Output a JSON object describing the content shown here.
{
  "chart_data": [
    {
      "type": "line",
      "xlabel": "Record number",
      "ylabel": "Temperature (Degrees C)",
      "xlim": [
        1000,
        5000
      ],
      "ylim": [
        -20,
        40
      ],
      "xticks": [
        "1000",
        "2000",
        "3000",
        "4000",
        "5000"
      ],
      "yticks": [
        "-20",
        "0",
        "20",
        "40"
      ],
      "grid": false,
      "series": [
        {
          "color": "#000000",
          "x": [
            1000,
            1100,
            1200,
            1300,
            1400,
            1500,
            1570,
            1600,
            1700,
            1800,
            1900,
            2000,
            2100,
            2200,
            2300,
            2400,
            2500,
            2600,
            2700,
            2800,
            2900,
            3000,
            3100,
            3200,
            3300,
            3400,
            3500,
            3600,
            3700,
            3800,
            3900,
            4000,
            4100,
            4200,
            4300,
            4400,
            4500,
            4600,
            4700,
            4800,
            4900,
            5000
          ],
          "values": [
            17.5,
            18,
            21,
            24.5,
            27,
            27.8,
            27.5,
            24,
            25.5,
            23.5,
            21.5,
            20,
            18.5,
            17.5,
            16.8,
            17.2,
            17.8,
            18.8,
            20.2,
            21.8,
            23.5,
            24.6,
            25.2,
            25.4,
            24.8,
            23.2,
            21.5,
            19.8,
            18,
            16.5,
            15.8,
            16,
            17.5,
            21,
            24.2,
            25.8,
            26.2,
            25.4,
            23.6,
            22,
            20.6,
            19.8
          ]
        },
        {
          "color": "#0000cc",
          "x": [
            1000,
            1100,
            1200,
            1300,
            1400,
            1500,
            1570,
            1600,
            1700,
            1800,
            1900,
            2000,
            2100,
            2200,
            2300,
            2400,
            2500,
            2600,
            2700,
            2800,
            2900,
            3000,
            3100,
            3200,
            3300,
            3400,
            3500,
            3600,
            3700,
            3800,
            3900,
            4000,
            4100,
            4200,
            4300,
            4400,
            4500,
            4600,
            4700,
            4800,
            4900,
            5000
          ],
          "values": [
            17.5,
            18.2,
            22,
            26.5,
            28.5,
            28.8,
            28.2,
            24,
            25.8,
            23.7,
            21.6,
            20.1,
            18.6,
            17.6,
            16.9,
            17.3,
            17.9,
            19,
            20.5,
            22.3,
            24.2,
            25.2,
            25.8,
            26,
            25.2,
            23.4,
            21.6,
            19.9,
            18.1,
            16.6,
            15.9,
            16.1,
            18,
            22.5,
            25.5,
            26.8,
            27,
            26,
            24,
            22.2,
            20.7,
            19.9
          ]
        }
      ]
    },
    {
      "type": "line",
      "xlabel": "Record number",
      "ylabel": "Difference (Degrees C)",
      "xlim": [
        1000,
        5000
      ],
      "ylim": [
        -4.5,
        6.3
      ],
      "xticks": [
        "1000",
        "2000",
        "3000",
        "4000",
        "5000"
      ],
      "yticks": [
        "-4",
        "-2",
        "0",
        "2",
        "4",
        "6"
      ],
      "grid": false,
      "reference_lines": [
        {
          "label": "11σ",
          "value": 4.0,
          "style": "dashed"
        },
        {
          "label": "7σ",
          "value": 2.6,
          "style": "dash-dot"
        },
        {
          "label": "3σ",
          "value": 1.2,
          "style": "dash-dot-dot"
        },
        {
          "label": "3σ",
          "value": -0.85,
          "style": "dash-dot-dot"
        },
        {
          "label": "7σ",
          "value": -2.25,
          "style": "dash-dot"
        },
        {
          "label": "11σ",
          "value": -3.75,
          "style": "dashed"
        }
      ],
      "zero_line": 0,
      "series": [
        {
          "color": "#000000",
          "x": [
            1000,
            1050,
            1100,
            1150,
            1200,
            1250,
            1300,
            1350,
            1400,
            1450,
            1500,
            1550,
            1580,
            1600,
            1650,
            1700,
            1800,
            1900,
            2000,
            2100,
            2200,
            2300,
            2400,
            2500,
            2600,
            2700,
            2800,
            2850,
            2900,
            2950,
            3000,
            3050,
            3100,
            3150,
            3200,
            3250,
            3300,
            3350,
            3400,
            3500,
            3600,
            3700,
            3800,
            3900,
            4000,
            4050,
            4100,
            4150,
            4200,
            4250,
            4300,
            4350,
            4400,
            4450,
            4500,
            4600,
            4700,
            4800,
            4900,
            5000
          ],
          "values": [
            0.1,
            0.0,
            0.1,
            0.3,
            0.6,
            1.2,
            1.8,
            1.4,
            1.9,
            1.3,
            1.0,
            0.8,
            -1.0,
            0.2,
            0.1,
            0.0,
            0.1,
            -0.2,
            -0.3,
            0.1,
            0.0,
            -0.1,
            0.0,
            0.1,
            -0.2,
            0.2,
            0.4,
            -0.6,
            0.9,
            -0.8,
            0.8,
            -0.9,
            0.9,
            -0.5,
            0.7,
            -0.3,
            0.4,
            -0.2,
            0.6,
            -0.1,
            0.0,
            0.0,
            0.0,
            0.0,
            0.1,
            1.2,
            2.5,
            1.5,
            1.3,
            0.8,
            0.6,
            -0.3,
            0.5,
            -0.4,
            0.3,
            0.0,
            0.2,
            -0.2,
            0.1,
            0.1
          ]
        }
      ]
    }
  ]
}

§ §

Copy each record from above without leaving any out.

Output a JSON object describing the content shown here.
{
  "chart_data": [
    {
      "type": "line",
      "xlabel": "Record number",
      "ylabel": "Temperature (Degrees C)",
      "xlim": [
        1000,
        5000
      ],
      "ylim": [
        -20,
        40
      ],
      "xticks": [
        "1000",
        "2000",
        "3000",
        "4000",
        "5000"
      ],
      "yticks": [
        "-20",
        "0",
        "20",
        "40"
      ],
      "grid": false,
      "series": [
        {
          "color": "#000000",
          "x": [
            1000,
            1100,
            1200,
            1300,
            1400,
            1500,
            1570,
            1600,
            1700,
            1800,
            1900,
            2000,
            2100,
            2200,
            2300,
            2400,
            2500,
            2600,
            2700,
            2800,
            2900,
            3000,
            3100,
            3200,
            3300,
            3400,
            3500,
            3600,
            3700,
            3800,
            3900,
            4000,
            4100,
            4200,
            4300,
            4400,
            4500,
            4600,
            4700,
            4800,
            4900,
            5000
          ],
          "values": [
            17.5,
            18,
            21,
            24.5,
            27,
            27.8,
            27.5,
            24,
            25.5,
            23.5,
            21.5,
            20,
            18.5,
            17.5,
            16.8,
            17.2,
            17.8,
            18.8,
            20.2,
            21.8,
            23.5,
            24.6,
            25.2,
            25.4,
            24.8,
            23.2,
            21.5,
            19.8,
            18,
            16.5,
            15.8,
            16,
            17.5,
            21,
            24.2,
            25.8,
            26.2,
            25.4,
            23.6,
            22,
            20.6,
            19.8
          ]
        },
        {
          "color": "#0000cc",
          "x": [
            1000,
            1100,
            1200,
            1300,
            1400,
            1500,
            1570,
            1600,
            1700,
            1800,
            1900,
            2000,
            2100,
            2200,
            2300,
            2400,
            2500,
            2600,
            2700,
            2800,
            2900,
            3000,
            3100,
            3200,
            3300,
            3400,
            3500,
            3600,
            3700,
            3800,
            3900,
            4000,
            4100,
            4200,
            4300,
            4400,
            4500,
            4600,
            4700,
            4800,
            4900,
            5000
          ],
          "values": [
            17.5,
            18.2,
            22,
            26.5,
            28.5,
            28.8,
            28.2,
            24,
            25.8,
            23.7,
            21.6,
            20.1,
            18.6,
            17.6,
            16.9,
            17.3,
            17.9,
            19,
            20.5,
            22.3,
            24.2,
            25.2,
            25.8,
            26,
            25.2,
            23.4,
            21.6,
            19.9,
            18.1,
            16.6,
            15.9,
            16.1,
            18,
            22.5,
            25.5,
            26.8,
            27,
            26,
            24,
            22.2,
            20.7,
            19.9
          ]
        }
      ]
    },
    {
      "type": "line",
      "xlabel": "Record number",
      "ylabel": "Difference (Degrees C)",
      "xlim": [
        1000,
        5000
      ],
      "ylim": [
        -4.5,
        6.3
      ],
      "xticks": [
        "1000",
        "2000",
        "3000",
        "4000",
        "5000"
      ],
      "yticks": [
        "-4",
        "-2",
        "0",
        "2",
        "4",
        "6"
      ],
      "grid": false,
      "reference_lines": [
        {
          "label": "11σ",
          "value": 4.0,
          "style": "dashed"
        },
        {
          "label": "7σ",
          "value": 2.6,
          "style": "dash-dot"
        },
        {
          "label": "3σ",
          "value": 1.2,
          "style": "dash-dot-dot"
        },
        {
          "label": "3σ",
          "value": -0.85,
          "style": "dash-dot-dot"
        },
        {
          "label": "7σ",
          "value": -2.25,
          "style": "dash-dot"
        },
        {
          "label": "11σ",
          "value": -3.75,
          "style": "dashed"
        }
      ],
      "zero_line": 0,
      "series": [
        {
          "color": "#000000",
          "x": [
            1000,
            1050,
            1100,
            1150,
            1200,
            1250,
            1300,
            1350,
            1400,
            1450,
            1500,
            1550,
            1580,
            1600,
            1650,
            1700,
            1800,
            1900,
            2000,
            2100,
            2200,
            2300,
            2400,
            2500,
            2600,
            2700,
            2800,
            2850,
            2900,
            2950,
            3000,
            3050,
            3100,
            3150,
            3200,
            3250,
            3300,
            3350,
            3400,
            3500,
            3600,
            3700,
            3800,
            3900,
            4000,
            4050,
            4100,
            4150,
            4200,
            4250,
            4300,
            4350,
            4400,
            4450,
            4500,
            4600,
            4700,
            4800,
            4900,
            5000
          ],
          "values": [
            0.1,
            0.0,
            0.1,
            0.3,
            0.6,
            1.2,
            1.8,
            1.4,
            1.9,
            1.3,
            1.0,
            0.8,
            -1.0,
            0.2,
            0.1,
            0.0,
            0.1,
            -0.2,
            -0.3,
            0.1,
            0.0,
            -0.1,
            0.0,
            0.1,
            -0.2,
            0.2,
            0.4,
            -0.6,
            0.9,
            -0.8,
            0.8,
            -0.9,
            0.9,
            -0.5,
            0.7,
            -0.3,
            0.4,
            -0.2,
            0.6,
            -0.1,
            0.0,
            0.0,
            0.0,
            0.0,
            0.1,
            1.2,
            2.5,
            1.5,
            1.3,
            0.8,
            0.6,
            -0.3,
            0.5,
            -0.4,
            0.3,
            0.0,
            0.2,
            -0.2,
            0.1,
            0.1
          ]
        }
      ]
    }
  ]
}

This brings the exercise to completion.